• **GOAL**: Give every line below again, exactly.

Stored items

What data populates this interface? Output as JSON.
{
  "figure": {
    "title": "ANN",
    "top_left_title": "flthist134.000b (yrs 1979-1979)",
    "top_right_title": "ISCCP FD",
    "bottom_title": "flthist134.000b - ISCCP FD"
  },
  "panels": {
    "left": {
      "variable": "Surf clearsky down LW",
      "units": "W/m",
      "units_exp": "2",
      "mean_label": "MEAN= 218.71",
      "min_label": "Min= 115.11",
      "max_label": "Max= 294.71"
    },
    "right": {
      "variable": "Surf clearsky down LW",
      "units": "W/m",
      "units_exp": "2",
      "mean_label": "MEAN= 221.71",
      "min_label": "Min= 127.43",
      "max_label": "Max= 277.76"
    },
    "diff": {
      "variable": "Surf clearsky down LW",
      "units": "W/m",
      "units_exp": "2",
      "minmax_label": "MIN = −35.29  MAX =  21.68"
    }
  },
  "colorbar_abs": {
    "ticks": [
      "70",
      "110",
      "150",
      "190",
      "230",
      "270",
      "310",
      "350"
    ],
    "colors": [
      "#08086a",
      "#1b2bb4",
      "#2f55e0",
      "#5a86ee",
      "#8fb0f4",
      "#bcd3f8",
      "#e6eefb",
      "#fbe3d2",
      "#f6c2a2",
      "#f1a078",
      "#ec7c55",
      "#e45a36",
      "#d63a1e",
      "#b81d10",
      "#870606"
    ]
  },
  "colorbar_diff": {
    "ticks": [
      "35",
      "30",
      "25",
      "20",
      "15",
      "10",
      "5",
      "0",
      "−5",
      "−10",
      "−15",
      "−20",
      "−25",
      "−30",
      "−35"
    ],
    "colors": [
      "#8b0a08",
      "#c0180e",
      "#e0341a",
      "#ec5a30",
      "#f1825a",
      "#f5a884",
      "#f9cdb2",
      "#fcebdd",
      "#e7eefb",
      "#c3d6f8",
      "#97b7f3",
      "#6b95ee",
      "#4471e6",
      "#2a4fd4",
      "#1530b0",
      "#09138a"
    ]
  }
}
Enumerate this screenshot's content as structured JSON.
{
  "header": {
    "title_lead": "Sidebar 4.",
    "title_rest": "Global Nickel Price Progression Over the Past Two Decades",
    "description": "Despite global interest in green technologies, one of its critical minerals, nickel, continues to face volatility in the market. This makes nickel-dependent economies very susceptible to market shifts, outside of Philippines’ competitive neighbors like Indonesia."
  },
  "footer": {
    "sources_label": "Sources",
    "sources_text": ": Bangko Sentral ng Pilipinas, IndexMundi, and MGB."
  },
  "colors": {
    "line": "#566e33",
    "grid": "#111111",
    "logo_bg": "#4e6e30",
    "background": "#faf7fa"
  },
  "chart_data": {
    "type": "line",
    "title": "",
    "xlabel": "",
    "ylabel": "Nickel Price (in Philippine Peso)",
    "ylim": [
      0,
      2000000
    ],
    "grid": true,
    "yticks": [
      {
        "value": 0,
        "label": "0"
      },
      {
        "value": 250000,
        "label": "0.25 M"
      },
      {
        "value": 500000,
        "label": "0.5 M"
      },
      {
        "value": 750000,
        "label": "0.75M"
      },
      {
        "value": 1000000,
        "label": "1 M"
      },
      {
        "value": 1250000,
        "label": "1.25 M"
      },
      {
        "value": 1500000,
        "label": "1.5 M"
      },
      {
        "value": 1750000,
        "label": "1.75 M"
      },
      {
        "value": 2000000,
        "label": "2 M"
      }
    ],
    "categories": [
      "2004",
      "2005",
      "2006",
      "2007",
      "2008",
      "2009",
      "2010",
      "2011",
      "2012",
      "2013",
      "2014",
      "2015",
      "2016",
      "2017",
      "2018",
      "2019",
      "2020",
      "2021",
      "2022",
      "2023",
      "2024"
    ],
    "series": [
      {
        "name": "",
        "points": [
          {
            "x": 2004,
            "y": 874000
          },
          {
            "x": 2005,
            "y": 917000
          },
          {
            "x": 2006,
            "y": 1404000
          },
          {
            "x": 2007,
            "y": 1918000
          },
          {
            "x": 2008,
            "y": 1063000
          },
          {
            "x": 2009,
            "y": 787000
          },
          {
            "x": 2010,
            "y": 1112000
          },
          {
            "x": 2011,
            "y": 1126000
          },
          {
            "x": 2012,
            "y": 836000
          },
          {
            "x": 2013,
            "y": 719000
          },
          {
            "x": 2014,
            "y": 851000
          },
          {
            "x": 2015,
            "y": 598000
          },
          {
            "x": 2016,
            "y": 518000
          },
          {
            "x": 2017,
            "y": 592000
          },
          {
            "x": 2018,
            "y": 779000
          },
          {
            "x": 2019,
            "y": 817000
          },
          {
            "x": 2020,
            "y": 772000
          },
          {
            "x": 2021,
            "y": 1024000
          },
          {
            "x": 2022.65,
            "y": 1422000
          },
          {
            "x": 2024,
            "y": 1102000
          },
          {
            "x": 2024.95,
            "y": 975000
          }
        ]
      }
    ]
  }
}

• **FINISHED EXERCISE**:
What data populates this interface? Output as JSON.
{
  "figure": {
    "title": "ANN",
    "top_left_title": "flthist134.000b (yrs 1979-1979)",
    "top_right_title": "ISCCP FD",
    "bottom_title": "flthist134.000b - ISCCP FD"
  },
  "panels": {
    "left": {
      "variable": "Surf clearsky down LW",
      "units": "W/m",
      "units_exp": "2",
      "mean_label": "MEAN= 218.71",
      "min_label": "Min= 115.11",
      "max_label": "Max= 294.71"
    },
    "right": {
      "variable": "Surf clearsky down LW",
      "units": "W/m",
      "units_exp": "2",
      "mean_label": "MEAN= 221.71",
      "min_label": "Min= 127.43",
      "max_label": "Max= 277.76"
    },
    "diff": {
      "variable": "Surf clearsky down LW",
      "units": "W/m",
      "units_exp": "2",
      "minmax_label": "MIN = −35.29  MAX =  21.68"
    }
  },
  "colorbar_abs": {
    "ticks": [
      "70",
      "110",
      "150",
      "190",
      "230",
      "270",
      "310",
      "350"
    ],
    "colors": [
      "#08086a",
      "#1b2bb4",
      "#2f55e0",
      "#5a86ee",
      "#8fb0f4",
      "#bcd3f8",
      "#e6eefb",
      "#fbe3d2",
      "#f6c2a2",
      "#f1a078",
      "#ec7c55",
      "#e45a36",
      "#d63a1e",
      "#b81d10",
      "#870606"
    ]
  },
  "colorbar_diff": {
    "ticks": [
      "35",
      "30",
      "25",
      "20",
      "15",
      "10",
      "5",
      "0",
      "−5",
      "−10",
      "−15",
      "−20",
      "−25",
      "−30",
      "−35"
    ],
    "colors": [
      "#8b0a08",
      "#c0180e",
      "#e0341a",
      "#ec5a30",
      "#f1825a",
      "#f5a884",
      "#f9cdb2",
      "#fcebdd",
      "#e7eefb",
      "#c3d6f8",
      "#97b7f3",
      "#6b95ee",
      "#4471e6",
      "#2a4fd4",
      "#1530b0",
      "#09138a"
    ]
  }
}
Enumerate this screenshot's content as structured JSON.
{
  "header": {
    "title_lead": "Sidebar 4.",
    "title_rest": "Global Nickel Price Progression Over the Past Two Decades",
    "description": "Despite global interest in green technologies, one of its critical minerals, nickel, continues to face volatility in the market. This makes nickel-dependent economies very susceptible to market shifts, outside of Philippines’ competitive neighbors like Indonesia."
  },
  "footer": {
    "sources_label": "Sources",
    "sources_text": ": Bangko Sentral ng Pilipinas, IndexMundi, and MGB."
  },
  "colors": {
    "line": "#566e33",
    "grid": "#111111",
    "logo_bg": "#4e6e30",
    "background": "#faf7fa"
  },
  "chart_data": {
    "type": "line",
    "title": "",
    "xlabel": "",
    "ylabel": "Nickel Price (in Philippine Peso)",
    "ylim": [
      0,
      2000000
    ],
    "grid": true,
    "yticks": [
      {
        "value": 0,
        "label": "0"
      },
      {
        "value": 250000,
        "label": "0.25 M"
      },
      {
        "value": 500000,
        "label": "0.5 M"
      },
      {
        "value": 750000,
        "label": "0.75M"
      },
      {
        "value": 1000000,
        "label": "1 M"
      },
      {
        "value": 1250000,
        "label": "1.25 M"
      },
      {
        "value": 1500000,
        "label": "1.5 M"
      },
      {
        "value": 1750000,
        "label": "1.75 M"
      },
      {
        "value": 2000000,
        "label": "2 M"
      }
    ],
    "categories": [
      "2004",
      "2005",
      "2006",
      "2007",
      "2008",
      "2009",
      "2010",
      "2011",
      "2012",
      "2013",
      "2014",
      "2015",
      "2016",
      "2017",
      "2018",
      "2019",
      "2020",
      "2021",
      "2022",
      "2023",
      "2024"
    ],
    "series": [
      {
        "name": "",
        "points": [
          {
            "x": 2004,
            "y": 874000
          },
          {
            "x": 2005,
            "y": 917000
          },
          {
            "x": 2006,
            "y": 1404000
          },
          {
            "x": 2007,
            "y": 1918000
          },
          {
            "x": 2008,
            "y": 1063000
          },
          {
            "x": 2009,
            "y": 787000
          },
          {
            "x": 2010,
            "y": 1112000
          },
          {
            "x": 2011,
            "y": 1126000
          },
          {
            "x": 2012,
            "y": 836000
          },
          {
            "x": 2013,
            "y": 719000
          },
          {
            "x": 2014,
            "y": 851000
          },
          {
            "x": 2015,
            "y": 598000
          },
          {
            "x": 2016,
            "y": 518000
          },
          {
            "x": 2017,
            "y": 592000
          },
          {
            "x": 2018,
            "y": 779000
          },
          {
            "x": 2019,
            "y": 817000
          },
          {
            "x": 2020,
            "y": 772000
          },
          {
            "x": 2021,
            "y": 1024000
          },
          {
            "x": 2022.65,
            "y": 1422000
          },
          {
            "x": 2024,
            "y": 1102000
          },
          {
            "x": 2024.95,
            "y": 975000
          }
        ]
      }
    ]
  }
}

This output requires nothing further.